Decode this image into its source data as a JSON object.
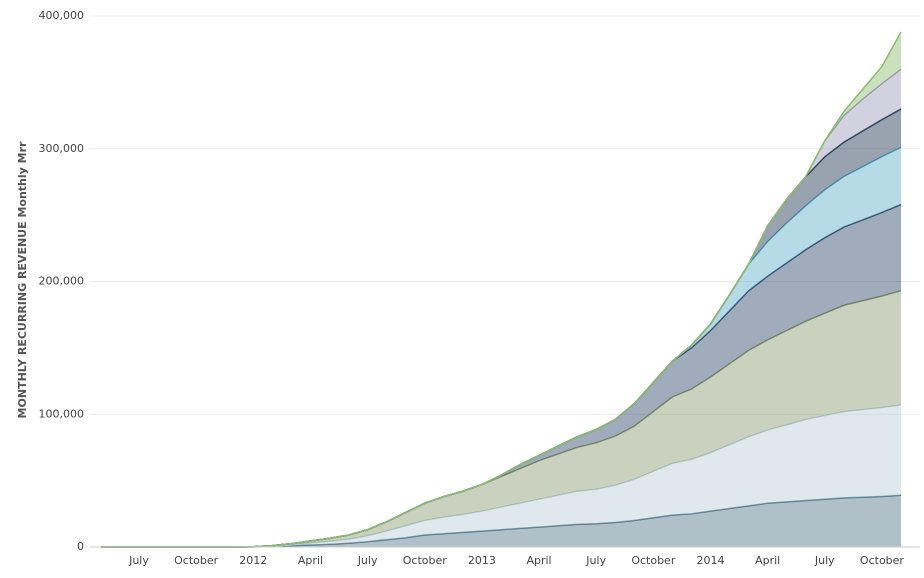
{
  "chart_data": {
    "type": "stacked-area",
    "y_label": "MONTHLY RECURRING REVENUE Monthly Mrr",
    "categories": [
      null,
      null,
      "July",
      null,
      null,
      "October",
      null,
      null,
      "2012",
      null,
      null,
      "April",
      null,
      null,
      "July",
      null,
      null,
      "October",
      null,
      null,
      "2013",
      null,
      null,
      "April",
      null,
      null,
      "July",
      null,
      null,
      "October",
      null,
      null,
      "2014",
      null,
      null,
      "April",
      null,
      null,
      "July",
      null,
      null,
      "October",
      null
    ],
    "ylim": [
      0,
      400000
    ],
    "yticks": [
      0,
      {
        "value": 100000,
        "label": "100,000"
      },
      {
        "value": 200000,
        "label": "200,000"
      },
      {
        "value": 300000,
        "label": "300,000"
      },
      {
        "value": 400000,
        "label": "400,000"
      }
    ],
    "grid": true,
    "series": [
      {
        "color": "#4f7486",
        "values": [
          0,
          0,
          0,
          0,
          0,
          0,
          0,
          0,
          100,
          400,
          900,
          1500,
          2000,
          2800,
          4000,
          5500,
          7000,
          9000,
          10000,
          11000,
          12000,
          13000,
          14000,
          15000,
          16000,
          17000,
          17500,
          18500,
          20000,
          22000,
          24000,
          25000,
          27000,
          29000,
          31000,
          33000,
          34000,
          35000,
          36000,
          37000,
          37500,
          38000,
          39000
        ]
      },
      {
        "color": "#b9cfd6",
        "values": [
          0,
          0,
          0,
          0,
          0,
          0,
          0,
          0,
          100,
          300,
          800,
          1500,
          2200,
          3000,
          4500,
          6500,
          9000,
          11000,
          12500,
          13500,
          15000,
          17000,
          19000,
          21000,
          23000,
          25000,
          26000,
          28000,
          31000,
          35000,
          39000,
          41000,
          44000,
          48000,
          52000,
          55000,
          58000,
          61000,
          63000,
          65000,
          66000,
          67000,
          68000
        ]
      },
      {
        "color": "#8a9a70",
        "values": [
          0,
          0,
          0,
          0,
          0,
          0,
          0,
          0,
          0,
          300,
          800,
          1500,
          2300,
          3200,
          4500,
          7000,
          10000,
          13000,
          15500,
          17500,
          20000,
          23000,
          26000,
          29000,
          31000,
          33000,
          35000,
          37000,
          40000,
          45000,
          50000,
          53000,
          57000,
          61000,
          65000,
          68000,
          71000,
          74000,
          77000,
          80000,
          82000,
          84000,
          86000
        ]
      },
      {
        "color": "#2c4868",
        "values": [
          0,
          0,
          0,
          0,
          0,
          0,
          0,
          0,
          0,
          0,
          0,
          0,
          0,
          0,
          0,
          0,
          0,
          0,
          0,
          0,
          0,
          1000,
          3000,
          4000,
          6000,
          8000,
          10000,
          12500,
          17000,
          22000,
          27000,
          31000,
          35000,
          40000,
          45000,
          48000,
          51000,
          54000,
          57000,
          59000,
          61000,
          63000,
          65000
        ]
      },
      {
        "color": "#5fb0c8",
        "values": [
          0,
          0,
          0,
          0,
          0,
          0,
          0,
          0,
          0,
          0,
          0,
          0,
          0,
          0,
          0,
          0,
          0,
          0,
          0,
          0,
          0,
          0,
          0,
          0,
          0,
          0,
          0,
          0,
          0,
          0,
          0,
          2000,
          5000,
          12000,
          20000,
          26000,
          30000,
          33000,
          36000,
          38000,
          40000,
          42000,
          43000
        ]
      },
      {
        "color": "#1c3350",
        "values": [
          0,
          0,
          0,
          0,
          0,
          0,
          0,
          0,
          0,
          0,
          0,
          0,
          0,
          0,
          0,
          0,
          0,
          0,
          0,
          0,
          0,
          0,
          0,
          0,
          0,
          0,
          0,
          0,
          0,
          0,
          0,
          0,
          0,
          0,
          0,
          12000,
          18000,
          22000,
          25000,
          26000,
          27000,
          28000,
          29000
        ]
      },
      {
        "color": "#9a9ab8",
        "values": [
          0,
          0,
          0,
          0,
          0,
          0,
          0,
          0,
          0,
          0,
          0,
          0,
          0,
          0,
          0,
          0,
          0,
          0,
          0,
          0,
          0,
          0,
          0,
          0,
          0,
          0,
          0,
          0,
          0,
          0,
          0,
          0,
          0,
          0,
          0,
          0,
          0,
          0,
          12000,
          20000,
          24000,
          27000,
          30000
        ]
      },
      {
        "color": "#8cbc6c",
        "values": [
          0,
          0,
          0,
          0,
          0,
          0,
          0,
          0,
          0,
          0,
          0,
          0,
          0,
          0,
          0,
          0,
          0,
          0,
          0,
          0,
          0,
          0,
          0,
          0,
          0,
          0,
          0,
          0,
          0,
          0,
          0,
          0,
          0,
          0,
          0,
          0,
          0,
          0,
          0,
          3000,
          7500,
          13000,
          28000
        ]
      }
    ]
  }
}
- - -
- _Description of the task_: Repeat all the records above exactly, leaving out any pictures.

- _Full output_:
Decode this image into its source data as a JSON object.
{
  "chart_data": {
    "type": "stacked-area",
    "y_label": "MONTHLY RECURRING REVENUE Monthly Mrr",
    "categories": [
      null,
      null,
      "July",
      null,
      null,
      "October",
      null,
      null,
      "2012",
      null,
      null,
      "April",
      null,
      null,
      "July",
      null,
      null,
      "October",
      null,
      null,
      "2013",
      null,
      null,
      "April",
      null,
      null,
      "July",
      null,
      null,
      "October",
      null,
      null,
      "2014",
      null,
      null,
      "April",
      null,
      null,
      "July",
      null,
      null,
      "October",
      null
    ],
    "ylim": [
      0,
      400000
    ],
    "yticks": [
      0,
      {
        "value": 100000,
        "label": "100,000"
      },
      {
        "value": 200000,
        "label": "200,000"
      },
      {
        "value": 300000,
        "label": "300,000"
      },
      {
        "value": 400000,
        "label": "400,000"
      }
    ],
    "grid": true,
    "series": [
      {
        "color": "#4f7486",
        "values": [
          0,
          0,
          0,
          0,
          0,
          0,
          0,
          0,
          100,
          400,
          900,
          1500,
          2000,
          2800,
          4000,
          5500,
          7000,
          9000,
          10000,
          11000,
          12000,
          13000,
          14000,
          15000,
          16000,
          17000,
          17500,
          18500,
          20000,
          22000,
          24000,
          25000,
          27000,
          29000,
          31000,
          33000,
          34000,
          35000,
          36000,
          37000,
          37500,
          38000,
          39000
        ]
      },
      {
        "color": "#b9cfd6",
        "values": [
          0,
          0,
          0,
          0,
          0,
          0,
          0,
          0,
          100,
          300,
          800,
          1500,
          2200,
          3000,
          4500,
          6500,
          9000,
          11000,
          12500,
          13500,
          15000,
          17000,
          19000,
          21000,
          23000,
          25000,
          26000,
          28000,
          31000,
          35000,
          39000,
          41000,
          44000,
          48000,
          52000,
          55000,
          58000,
          61000,
          63000,
          65000,
          66000,
          67000,
          68000
        ]
      },
      {
        "color": "#8a9a70",
        "values": [
          0,
          0,
          0,
          0,
          0,
          0,
          0,
          0,
          0,
          300,
          800,
          1500,
          2300,
          3200,
          4500,
          7000,
          10000,
          13000,
          15500,
          17500,
          20000,
          23000,
          26000,
          29000,
          31000,
          33000,
          35000,
          37000,
          40000,
          45000,
          50000,
          53000,
          57000,
          61000,
          65000,
          68000,
          71000,
          74000,
          77000,
          80000,
          82000,
          84000,
          86000
        ]
      },
      {
        "color": "#2c4868",
        "values": [
          0,
          0,
          0,
          0,
          0,
          0,
          0,
          0,
          0,
          0,
          0,
          0,
          0,
          0,
          0,
          0,
          0,
          0,
          0,
          0,
          0,
          1000,
          3000,
          4000,
          6000,
          8000,
          10000,
          12500,
          17000,
          22000,
          27000,
          31000,
          35000,
          40000,
          45000,
          48000,
          51000,
          54000,
          57000,
          59000,
          61000,
          63000,
          65000
        ]
      },
      {
        "color": "#5fb0c8",
        "values": [
          0,
          0,
          0,
          0,
          0,
          0,
          0,
          0,
          0,
          0,
          0,
          0,
          0,
          0,
          0,
          0,
          0,
          0,
          0,
          0,
          0,
          0,
          0,
          0,
          0,
          0,
          0,
          0,
          0,
          0,
          0,
          2000,
          5000,
          12000,
          20000,
          26000,
          30000,
          33000,
          36000,
          38000,
          40000,
          42000,
          43000
        ]
      },
      {
        "color": "#1c3350",
        "values": [
          0,
          0,
          0,
          0,
          0,
          0,
          0,
          0,
          0,
          0,
          0,
          0,
          0,
          0,
          0,
          0,
          0,
          0,
          0,
          0,
          0,
          0,
          0,
          0,
          0,
          0,
          0,
          0,
          0,
          0,
          0,
          0,
          0,
          0,
          0,
          12000,
          18000,
          22000,
          25000,
          26000,
          27000,
          28000,
          29000
        ]
      },
      {
        "color": "#9a9ab8",
        "values": [
          0,
          0,
          0,
          0,
          0,
          0,
          0,
          0,
          0,
          0,
          0,
          0,
          0,
          0,
          0,
          0,
          0,
          0,
          0,
          0,
          0,
          0,
          0,
          0,
          0,
          0,
          0,
          0,
          0,
          0,
          0,
          0,
          0,
          0,
          0,
          0,
          0,
          0,
          12000,
          20000,
          24000,
          27000,
          30000
        ]
      },
      {
        "color": "#8cbc6c",
        "values": [
          0,
          0,
          0,
          0,
          0,
          0,
          0,
          0,
          0,
          0,
          0,
          0,
          0,
          0,
          0,
          0,
          0,
          0,
          0,
          0,
          0,
          0,
          0,
          0,
          0,
          0,
          0,
          0,
          0,
          0,
          0,
          0,
          0,
          0,
          0,
          0,
          0,
          0,
          0,
          3000,
          7500,
          13000,
          28000
        ]
      }
    ]
  }
}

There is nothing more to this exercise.